| MATERIAL SUPPLIED |

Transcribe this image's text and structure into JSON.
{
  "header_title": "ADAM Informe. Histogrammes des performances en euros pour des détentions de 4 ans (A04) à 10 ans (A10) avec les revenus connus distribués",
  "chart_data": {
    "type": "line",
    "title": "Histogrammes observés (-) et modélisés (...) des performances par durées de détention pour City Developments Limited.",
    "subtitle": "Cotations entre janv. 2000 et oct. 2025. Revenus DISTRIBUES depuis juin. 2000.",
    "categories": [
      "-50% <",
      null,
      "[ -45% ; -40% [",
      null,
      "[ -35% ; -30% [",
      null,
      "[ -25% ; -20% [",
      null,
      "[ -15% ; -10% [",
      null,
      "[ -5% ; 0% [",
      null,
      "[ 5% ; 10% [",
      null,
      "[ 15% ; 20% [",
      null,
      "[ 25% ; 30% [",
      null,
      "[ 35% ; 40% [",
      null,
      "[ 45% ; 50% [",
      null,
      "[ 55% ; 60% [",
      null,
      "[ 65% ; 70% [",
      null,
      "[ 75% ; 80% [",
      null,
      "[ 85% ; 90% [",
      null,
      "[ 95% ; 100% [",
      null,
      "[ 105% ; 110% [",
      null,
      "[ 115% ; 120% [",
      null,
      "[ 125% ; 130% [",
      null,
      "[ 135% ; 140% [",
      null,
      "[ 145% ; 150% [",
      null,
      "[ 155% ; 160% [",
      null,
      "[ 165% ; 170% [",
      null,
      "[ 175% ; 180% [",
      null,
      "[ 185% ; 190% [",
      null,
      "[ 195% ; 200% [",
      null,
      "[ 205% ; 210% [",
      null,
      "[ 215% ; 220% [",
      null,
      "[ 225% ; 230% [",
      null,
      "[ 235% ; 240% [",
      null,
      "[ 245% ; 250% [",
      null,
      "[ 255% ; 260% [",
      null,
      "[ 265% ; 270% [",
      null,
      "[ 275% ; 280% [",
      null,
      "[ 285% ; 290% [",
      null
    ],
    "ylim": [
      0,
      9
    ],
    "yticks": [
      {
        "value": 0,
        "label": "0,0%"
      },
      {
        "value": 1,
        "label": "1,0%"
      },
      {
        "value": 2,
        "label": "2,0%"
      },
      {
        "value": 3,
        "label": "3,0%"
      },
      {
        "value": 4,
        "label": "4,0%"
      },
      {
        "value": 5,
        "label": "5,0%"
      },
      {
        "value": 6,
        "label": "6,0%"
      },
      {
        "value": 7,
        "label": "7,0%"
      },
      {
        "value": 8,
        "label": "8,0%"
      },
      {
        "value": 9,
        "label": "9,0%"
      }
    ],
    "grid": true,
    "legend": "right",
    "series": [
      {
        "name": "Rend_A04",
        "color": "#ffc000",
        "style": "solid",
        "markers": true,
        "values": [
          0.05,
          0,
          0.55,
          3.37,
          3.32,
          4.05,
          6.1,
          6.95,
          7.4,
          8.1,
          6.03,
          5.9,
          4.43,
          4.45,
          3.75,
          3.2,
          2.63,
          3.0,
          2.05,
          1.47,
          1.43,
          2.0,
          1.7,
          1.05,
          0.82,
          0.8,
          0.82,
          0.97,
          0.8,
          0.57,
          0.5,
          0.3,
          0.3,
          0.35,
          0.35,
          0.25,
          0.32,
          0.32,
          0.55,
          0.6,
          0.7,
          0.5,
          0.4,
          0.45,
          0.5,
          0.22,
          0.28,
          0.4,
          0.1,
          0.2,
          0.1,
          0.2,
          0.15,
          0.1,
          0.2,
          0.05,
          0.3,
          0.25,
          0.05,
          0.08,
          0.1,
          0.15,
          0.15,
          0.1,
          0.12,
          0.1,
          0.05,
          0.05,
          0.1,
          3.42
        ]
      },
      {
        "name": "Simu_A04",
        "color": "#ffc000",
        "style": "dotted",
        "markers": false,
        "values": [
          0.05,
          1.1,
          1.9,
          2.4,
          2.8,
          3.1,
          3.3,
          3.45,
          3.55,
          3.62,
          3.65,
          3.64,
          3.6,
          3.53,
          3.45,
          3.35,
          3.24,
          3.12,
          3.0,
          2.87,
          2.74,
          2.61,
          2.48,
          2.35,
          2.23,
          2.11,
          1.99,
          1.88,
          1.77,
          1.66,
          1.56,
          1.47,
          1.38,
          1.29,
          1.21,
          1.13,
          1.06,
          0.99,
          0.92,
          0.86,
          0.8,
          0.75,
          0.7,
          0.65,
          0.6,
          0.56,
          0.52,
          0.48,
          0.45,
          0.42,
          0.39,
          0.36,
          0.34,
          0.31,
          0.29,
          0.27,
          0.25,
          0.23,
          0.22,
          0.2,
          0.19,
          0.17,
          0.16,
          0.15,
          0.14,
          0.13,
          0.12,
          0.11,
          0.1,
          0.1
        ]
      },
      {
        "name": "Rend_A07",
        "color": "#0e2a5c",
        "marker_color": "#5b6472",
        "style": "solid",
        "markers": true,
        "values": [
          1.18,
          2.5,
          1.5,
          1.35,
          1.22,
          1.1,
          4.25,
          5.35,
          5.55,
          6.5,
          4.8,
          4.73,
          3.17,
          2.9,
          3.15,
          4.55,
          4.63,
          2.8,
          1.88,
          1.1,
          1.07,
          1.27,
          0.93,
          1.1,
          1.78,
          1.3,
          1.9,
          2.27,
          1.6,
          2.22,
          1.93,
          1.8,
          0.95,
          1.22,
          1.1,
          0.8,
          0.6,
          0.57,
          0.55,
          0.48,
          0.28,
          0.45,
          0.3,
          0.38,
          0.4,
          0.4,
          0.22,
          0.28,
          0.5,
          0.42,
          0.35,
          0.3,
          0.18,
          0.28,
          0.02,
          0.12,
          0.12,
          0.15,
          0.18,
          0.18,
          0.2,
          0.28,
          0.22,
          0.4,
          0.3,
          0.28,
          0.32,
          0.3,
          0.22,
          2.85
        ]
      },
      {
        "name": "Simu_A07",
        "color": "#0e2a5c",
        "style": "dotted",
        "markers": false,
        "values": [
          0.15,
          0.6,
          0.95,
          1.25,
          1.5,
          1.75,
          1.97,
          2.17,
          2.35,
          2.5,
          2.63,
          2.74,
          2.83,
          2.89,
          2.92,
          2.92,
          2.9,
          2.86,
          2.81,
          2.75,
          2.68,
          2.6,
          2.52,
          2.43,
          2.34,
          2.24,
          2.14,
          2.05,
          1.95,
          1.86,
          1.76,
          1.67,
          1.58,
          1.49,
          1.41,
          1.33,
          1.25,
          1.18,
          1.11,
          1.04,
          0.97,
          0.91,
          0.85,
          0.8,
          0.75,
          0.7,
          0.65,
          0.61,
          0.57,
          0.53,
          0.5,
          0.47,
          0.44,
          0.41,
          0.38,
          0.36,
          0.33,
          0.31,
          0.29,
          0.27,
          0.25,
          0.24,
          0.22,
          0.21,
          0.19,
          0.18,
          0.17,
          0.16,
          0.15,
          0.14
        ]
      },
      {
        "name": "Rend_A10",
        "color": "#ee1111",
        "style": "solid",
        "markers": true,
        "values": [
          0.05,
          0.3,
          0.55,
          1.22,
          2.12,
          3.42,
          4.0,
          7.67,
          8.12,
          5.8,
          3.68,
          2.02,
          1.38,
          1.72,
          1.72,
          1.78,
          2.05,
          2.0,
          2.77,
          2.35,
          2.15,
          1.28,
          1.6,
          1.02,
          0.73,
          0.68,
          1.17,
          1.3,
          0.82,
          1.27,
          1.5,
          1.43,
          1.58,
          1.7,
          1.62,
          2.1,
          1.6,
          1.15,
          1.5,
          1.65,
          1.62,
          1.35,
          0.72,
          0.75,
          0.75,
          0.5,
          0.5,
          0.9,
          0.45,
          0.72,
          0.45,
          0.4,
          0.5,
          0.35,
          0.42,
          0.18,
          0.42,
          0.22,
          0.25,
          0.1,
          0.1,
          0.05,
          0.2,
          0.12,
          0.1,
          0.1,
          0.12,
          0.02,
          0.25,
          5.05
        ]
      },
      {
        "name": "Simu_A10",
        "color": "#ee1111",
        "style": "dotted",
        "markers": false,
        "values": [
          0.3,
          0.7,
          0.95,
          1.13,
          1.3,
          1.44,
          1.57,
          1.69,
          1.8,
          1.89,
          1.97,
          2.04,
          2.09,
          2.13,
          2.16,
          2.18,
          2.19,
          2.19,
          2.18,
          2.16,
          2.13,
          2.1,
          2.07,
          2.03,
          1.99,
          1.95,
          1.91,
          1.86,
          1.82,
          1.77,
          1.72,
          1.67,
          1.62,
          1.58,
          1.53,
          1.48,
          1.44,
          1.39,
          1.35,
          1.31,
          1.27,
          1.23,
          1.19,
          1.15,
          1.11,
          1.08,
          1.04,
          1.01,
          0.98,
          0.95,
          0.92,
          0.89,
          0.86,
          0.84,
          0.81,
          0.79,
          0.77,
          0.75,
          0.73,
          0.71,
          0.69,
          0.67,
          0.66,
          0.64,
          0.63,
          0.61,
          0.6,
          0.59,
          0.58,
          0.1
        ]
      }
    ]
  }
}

| EXERCISE |
Pull out every line holding "performances" from the records above, and copy it.

| RESPONSE TO THIS EXERCISE |
  "header_title": "ADAM Informe. Histogrammes des performances en euros pour des détentions de 4 ans (A04) à 10 ans (A10) avec les revenus connus distribués",
    "title": "Histogrammes observés (-) et modélisés (...) des performances par durées de détention pour City Developments Limited.",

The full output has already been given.